## AIM OF THE EXERCISE
Exact reproduction is required for all entries.

## RAW DATA
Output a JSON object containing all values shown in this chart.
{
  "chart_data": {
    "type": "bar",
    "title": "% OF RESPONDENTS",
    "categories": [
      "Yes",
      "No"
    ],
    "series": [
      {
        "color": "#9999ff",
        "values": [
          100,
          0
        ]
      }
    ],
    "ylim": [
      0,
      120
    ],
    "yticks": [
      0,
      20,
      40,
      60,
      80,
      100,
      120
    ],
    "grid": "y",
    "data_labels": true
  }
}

## EXERCISE SOLUTION
Output a JSON object containing all values shown in this chart.
{
  "chart_data": {
    "type": "bar",
    "title": "% OF RESPONDENTS",
    "categories": [
      "Yes",
      "No"
    ],
    "series": [
      {
        "color": "#9999ff",
        "values": [
          100,
          0
        ]
      }
    ],
    "ylim": [
      0,
      120
    ],
    "yticks": [
      0,
      20,
      40,
      60,
      80,
      100,
      120
    ],
    "grid": "y",
    "data_labels": true
  }
}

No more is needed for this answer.